* _Instructions to follow_: Every record must be transcribed in its entirety, apart from the images, which are to be omitted.

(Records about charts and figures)
═══
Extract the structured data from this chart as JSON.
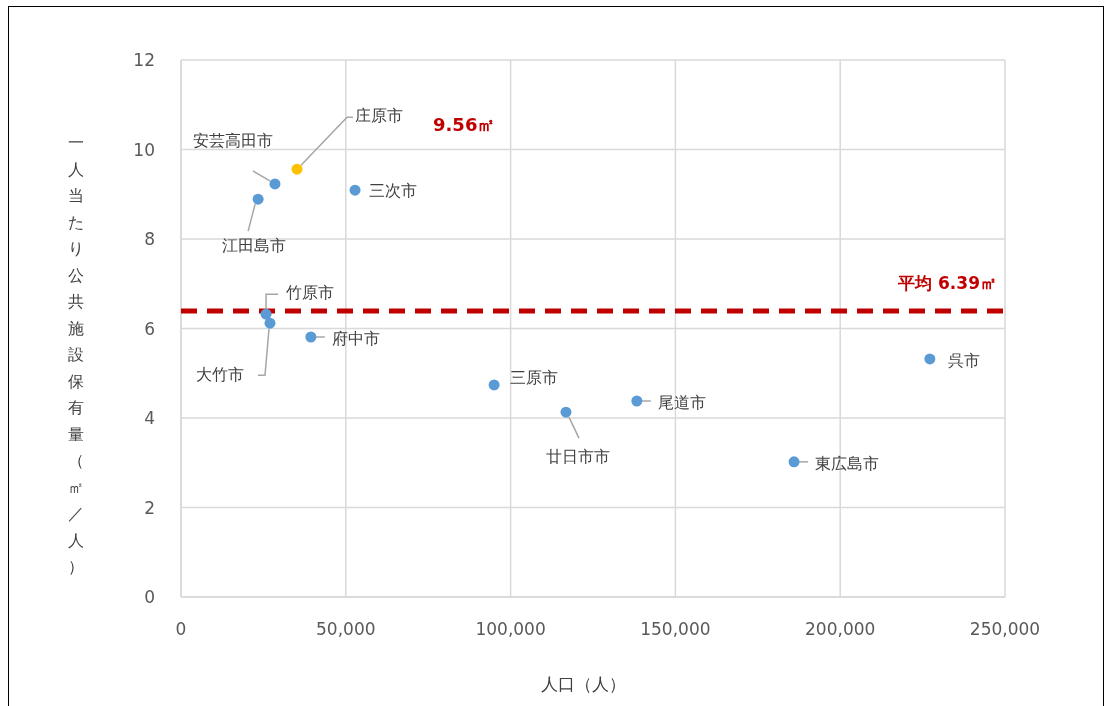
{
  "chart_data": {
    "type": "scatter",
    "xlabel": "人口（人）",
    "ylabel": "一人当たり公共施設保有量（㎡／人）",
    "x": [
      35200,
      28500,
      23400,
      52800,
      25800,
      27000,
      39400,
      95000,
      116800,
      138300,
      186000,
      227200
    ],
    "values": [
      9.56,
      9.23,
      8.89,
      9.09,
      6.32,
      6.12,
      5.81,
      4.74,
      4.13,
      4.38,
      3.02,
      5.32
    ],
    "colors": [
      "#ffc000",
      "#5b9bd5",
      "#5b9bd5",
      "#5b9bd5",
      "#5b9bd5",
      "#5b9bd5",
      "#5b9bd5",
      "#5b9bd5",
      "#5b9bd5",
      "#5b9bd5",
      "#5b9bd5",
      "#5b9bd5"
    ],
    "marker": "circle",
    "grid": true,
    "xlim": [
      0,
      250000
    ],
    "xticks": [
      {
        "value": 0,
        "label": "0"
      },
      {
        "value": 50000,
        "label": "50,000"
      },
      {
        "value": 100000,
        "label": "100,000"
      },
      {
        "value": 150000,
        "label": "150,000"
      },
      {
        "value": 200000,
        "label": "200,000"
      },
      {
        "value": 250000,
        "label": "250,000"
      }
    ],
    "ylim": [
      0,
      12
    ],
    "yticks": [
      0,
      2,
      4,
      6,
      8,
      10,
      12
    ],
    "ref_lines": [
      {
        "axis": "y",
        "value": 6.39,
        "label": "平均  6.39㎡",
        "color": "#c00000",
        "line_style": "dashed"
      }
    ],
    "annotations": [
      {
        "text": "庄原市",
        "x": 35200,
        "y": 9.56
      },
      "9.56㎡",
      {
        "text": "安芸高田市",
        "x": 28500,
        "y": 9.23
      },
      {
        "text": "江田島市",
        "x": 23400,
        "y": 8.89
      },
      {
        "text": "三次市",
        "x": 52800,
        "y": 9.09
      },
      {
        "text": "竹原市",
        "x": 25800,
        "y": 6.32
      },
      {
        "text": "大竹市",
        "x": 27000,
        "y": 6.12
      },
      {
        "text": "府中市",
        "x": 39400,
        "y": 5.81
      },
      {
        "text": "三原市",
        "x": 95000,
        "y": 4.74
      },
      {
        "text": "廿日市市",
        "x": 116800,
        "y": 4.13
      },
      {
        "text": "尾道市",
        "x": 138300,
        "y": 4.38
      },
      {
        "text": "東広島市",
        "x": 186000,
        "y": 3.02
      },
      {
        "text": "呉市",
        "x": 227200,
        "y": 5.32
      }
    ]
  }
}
═══
* _Solved problem_:
Extract the structured data from this chart as JSON.
{
  "chart_data": {
    "type": "scatter",
    "xlabel": "人口（人）",
    "ylabel": "一人当たり公共施設保有量（㎡／人）",
    "x": [
      35200,
      28500,
      23400,
      52800,
      25800,
      27000,
      39400,
      95000,
      116800,
      138300,
      186000,
      227200
    ],
    "values": [
      9.56,
      9.23,
      8.89,
      9.09,
      6.32,
      6.12,
      5.81,
      4.74,
      4.13,
      4.38,
      3.02,
      5.32
    ],
    "colors": [
      "#ffc000",
      "#5b9bd5",
      "#5b9bd5",
      "#5b9bd5",
      "#5b9bd5",
      "#5b9bd5",
      "#5b9bd5",
      "#5b9bd5",
      "#5b9bd5",
      "#5b9bd5",
      "#5b9bd5",
      "#5b9bd5"
    ],
    "marker": "circle",
    "grid": true,
    "xlim": [
      0,
      250000
    ],
    "xticks": [
      {
        "value": 0,
        "label": "0"
      },
      {
        "value": 50000,
        "label": "50,000"
      },
      {
        "value": 100000,
        "label": "100,000"
      },
      {
        "value": 150000,
        "label": "150,000"
      },
      {
        "value": 200000,
        "label": "200,000"
      },
      {
        "value": 250000,
        "label": "250,000"
      }
    ],
    "ylim": [
      0,
      12
    ],
    "yticks": [
      0,
      2,
      4,
      6,
      8,
      10,
      12
    ],
    "ref_lines": [
      {
        "axis": "y",
        "value": 6.39,
        "label": "平均  6.39㎡",
        "color": "#c00000",
        "line_style": "dashed"
      }
    ],
    "annotations": [
      {
        "text": "庄原市",
        "x": 35200,
        "y": 9.56
      },
      "9.56㎡",
      {
        "text": "安芸高田市",
        "x": 28500,
        "y": 9.23
      },
      {
        "text": "江田島市",
        "x": 23400,
        "y": 8.89
      },
      {
        "text": "三次市",
        "x": 52800,
        "y": 9.09
      },
      {
        "text": "竹原市",
        "x": 25800,
        "y": 6.32
      },
      {
        "text": "大竹市",
        "x": 27000,
        "y": 6.12
      },
      {
        "text": "府中市",
        "x": 39400,
        "y": 5.81
      },
      {
        "text": "三原市",
        "x": 95000,
        "y": 4.74
      },
      {
        "text": "廿日市市",
        "x": 116800,
        "y": 4.13
      },
      {
        "text": "尾道市",
        "x": 138300,
        "y": 4.38
      },
      {
        "text": "東広島市",
        "x": 186000,
        "y": 3.02
      },
      {
        "text": "呉市",
        "x": 227200,
        "y": 5.32
      }
    ]
  }
}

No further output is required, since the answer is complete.